## What is needed
Repeat the material below exactly, line for line.

## Entries supplied

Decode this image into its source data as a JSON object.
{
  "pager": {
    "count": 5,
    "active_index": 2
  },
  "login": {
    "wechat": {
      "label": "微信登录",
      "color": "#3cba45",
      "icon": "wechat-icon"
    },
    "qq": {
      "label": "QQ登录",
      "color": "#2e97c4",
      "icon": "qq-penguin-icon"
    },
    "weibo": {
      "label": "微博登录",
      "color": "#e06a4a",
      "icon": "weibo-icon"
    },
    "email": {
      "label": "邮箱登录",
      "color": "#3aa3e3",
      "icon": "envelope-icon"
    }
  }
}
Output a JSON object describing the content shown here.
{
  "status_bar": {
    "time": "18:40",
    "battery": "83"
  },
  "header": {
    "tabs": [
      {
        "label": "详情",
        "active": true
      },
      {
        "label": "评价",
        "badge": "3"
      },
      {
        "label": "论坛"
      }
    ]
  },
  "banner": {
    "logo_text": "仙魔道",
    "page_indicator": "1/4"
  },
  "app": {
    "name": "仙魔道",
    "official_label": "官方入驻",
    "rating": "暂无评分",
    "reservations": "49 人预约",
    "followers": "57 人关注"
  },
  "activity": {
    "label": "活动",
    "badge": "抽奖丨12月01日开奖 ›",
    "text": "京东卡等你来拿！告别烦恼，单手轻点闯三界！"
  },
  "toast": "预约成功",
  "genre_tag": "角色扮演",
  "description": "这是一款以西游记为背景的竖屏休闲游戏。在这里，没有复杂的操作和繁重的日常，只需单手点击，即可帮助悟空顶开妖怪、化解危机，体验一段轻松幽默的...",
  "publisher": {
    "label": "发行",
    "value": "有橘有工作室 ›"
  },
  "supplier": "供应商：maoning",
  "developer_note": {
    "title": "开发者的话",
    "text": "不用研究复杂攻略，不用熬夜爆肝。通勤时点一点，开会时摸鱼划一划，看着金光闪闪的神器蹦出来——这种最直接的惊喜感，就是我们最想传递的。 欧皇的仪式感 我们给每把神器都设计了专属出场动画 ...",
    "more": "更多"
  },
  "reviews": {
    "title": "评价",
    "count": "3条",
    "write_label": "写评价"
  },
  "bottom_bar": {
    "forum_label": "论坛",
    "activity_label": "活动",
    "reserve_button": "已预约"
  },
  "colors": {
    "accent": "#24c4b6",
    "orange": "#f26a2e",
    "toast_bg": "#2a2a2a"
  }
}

## Response to this exercise
Decode this image into its source data as a JSON object.
{
  "pager": {
    "count": 5,
    "active_index": 2
  },
  "login": {
    "wechat": {
      "label": "微信登录",
      "color": "#3cba45",
      "icon": "wechat-icon"
    },
    "qq": {
      "label": "QQ登录",
      "color": "#2e97c4",
      "icon": "qq-penguin-icon"
    },
    "weibo": {
      "label": "微博登录",
      "color": "#e06a4a",
      "icon": "weibo-icon"
    },
    "email": {
      "label": "邮箱登录",
      "color": "#3aa3e3",
      "icon": "envelope-icon"
    }
  }
}
Output a JSON object describing the content shown here.
{
  "status_bar": {
    "time": "18:40",
    "battery": "83"
  },
  "header": {
    "tabs": [
      {
        "label": "详情",
        "active": true
      },
      {
        "label": "评价",
        "badge": "3"
      },
      {
        "label": "论坛"
      }
    ]
  },
  "banner": {
    "logo_text": "仙魔道",
    "page_indicator": "1/4"
  },
  "app": {
    "name": "仙魔道",
    "official_label": "官方入驻",
    "rating": "暂无评分",
    "reservations": "49 人预约",
    "followers": "57 人关注"
  },
  "activity": {
    "label": "活动",
    "badge": "抽奖丨12月01日开奖 ›",
    "text": "京东卡等你来拿！告别烦恼，单手轻点闯三界！"
  },
  "toast": "预约成功",
  "genre_tag": "角色扮演",
  "description": "这是一款以西游记为背景的竖屏休闲游戏。在这里，没有复杂的操作和繁重的日常，只需单手点击，即可帮助悟空顶开妖怪、化解危机，体验一段轻松幽默的...",
  "publisher": {
    "label": "发行",
    "value": "有橘有工作室 ›"
  },
  "supplier": "供应商：maoning",
  "developer_note": {
    "title": "开发者的话",
    "text": "不用研究复杂攻略，不用熬夜爆肝。通勤时点一点，开会时摸鱼划一划，看着金光闪闪的神器蹦出来——这种最直接的惊喜感，就是我们最想传递的。 欧皇的仪式感 我们给每把神器都设计了专属出场动画 ...",
    "more": "更多"
  },
  "reviews": {
    "title": "评价",
    "count": "3条",
    "write_label": "写评价"
  },
  "bottom_bar": {
    "forum_label": "论坛",
    "activity_label": "活动",
    "reserve_button": "已预约"
  },
  "colors": {
    "accent": "#24c4b6",
    "orange": "#f26a2e",
    "toast_bg": "#2a2a2a"
  }
}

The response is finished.